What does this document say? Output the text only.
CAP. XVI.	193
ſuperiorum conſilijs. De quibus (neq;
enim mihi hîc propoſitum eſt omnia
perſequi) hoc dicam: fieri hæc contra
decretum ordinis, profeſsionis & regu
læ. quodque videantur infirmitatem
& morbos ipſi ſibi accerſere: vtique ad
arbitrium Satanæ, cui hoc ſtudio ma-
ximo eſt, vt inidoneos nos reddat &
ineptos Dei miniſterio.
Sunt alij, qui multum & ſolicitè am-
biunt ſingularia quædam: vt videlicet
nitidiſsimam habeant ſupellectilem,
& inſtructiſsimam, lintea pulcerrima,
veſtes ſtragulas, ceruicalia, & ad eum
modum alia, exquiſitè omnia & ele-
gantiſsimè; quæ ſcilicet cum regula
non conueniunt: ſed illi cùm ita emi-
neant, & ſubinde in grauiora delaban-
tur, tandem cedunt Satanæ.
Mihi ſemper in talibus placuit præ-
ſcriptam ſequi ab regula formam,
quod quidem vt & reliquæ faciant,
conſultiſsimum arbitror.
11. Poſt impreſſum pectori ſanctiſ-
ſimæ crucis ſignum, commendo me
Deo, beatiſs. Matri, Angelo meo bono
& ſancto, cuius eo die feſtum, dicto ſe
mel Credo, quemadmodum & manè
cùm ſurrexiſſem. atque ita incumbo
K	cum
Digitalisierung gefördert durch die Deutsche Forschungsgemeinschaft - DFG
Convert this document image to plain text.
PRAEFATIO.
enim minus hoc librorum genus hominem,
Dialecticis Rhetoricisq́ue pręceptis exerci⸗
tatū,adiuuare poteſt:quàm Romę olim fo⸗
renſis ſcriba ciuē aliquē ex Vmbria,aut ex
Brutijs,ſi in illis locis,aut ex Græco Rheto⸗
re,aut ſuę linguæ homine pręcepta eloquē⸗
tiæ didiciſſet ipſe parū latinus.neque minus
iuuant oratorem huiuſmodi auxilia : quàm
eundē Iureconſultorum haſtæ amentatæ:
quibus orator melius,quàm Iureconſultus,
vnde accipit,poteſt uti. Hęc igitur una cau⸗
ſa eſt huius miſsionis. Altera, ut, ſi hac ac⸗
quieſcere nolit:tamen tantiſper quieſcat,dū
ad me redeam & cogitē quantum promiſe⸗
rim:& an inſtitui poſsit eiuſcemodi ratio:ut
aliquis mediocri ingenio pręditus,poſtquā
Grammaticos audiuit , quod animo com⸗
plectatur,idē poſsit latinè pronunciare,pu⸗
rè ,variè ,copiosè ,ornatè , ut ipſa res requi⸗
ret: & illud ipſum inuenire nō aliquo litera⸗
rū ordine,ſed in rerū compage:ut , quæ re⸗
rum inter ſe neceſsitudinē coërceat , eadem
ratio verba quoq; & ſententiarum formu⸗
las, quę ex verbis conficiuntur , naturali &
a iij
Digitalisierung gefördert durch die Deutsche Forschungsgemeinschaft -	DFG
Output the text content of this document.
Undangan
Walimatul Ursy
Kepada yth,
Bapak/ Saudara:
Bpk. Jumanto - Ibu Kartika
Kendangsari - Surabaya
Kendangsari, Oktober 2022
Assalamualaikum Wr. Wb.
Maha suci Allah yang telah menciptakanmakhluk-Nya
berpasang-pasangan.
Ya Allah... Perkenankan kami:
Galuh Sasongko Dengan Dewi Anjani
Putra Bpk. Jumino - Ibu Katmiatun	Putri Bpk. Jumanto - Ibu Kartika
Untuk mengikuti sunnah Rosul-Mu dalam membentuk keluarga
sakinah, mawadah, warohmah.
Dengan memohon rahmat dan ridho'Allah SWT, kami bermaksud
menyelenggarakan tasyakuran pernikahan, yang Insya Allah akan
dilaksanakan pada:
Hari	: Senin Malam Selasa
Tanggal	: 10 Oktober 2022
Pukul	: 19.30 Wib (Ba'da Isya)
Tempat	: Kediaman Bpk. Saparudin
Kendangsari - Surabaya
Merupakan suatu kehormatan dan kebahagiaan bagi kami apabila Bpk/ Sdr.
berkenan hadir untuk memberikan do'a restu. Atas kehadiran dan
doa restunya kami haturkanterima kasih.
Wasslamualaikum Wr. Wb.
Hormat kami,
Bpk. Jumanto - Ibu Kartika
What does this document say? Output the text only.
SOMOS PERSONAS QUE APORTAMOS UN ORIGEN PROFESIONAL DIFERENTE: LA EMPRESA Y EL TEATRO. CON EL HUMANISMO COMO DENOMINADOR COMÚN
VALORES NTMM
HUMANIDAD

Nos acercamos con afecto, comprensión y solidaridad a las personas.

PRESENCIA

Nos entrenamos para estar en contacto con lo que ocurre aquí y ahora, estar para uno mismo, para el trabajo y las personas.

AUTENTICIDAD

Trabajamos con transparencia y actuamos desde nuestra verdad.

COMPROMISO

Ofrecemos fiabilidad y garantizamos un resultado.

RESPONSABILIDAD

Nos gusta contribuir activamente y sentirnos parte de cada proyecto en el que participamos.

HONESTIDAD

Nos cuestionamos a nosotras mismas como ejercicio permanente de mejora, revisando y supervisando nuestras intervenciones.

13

============================================================

INSTRUCTIONS TO FOLLOW:
Locate the lines above that contain "Forschungsgemeinschaft" and copy them.

RESULT FOR THIS TASK:
Digitalisierung gefördert durch die Deutsche Forschungsgemeinschaft - DFG
Digitalisierung gefördert durch die Deutsche Forschungsgemeinschaft -	DFG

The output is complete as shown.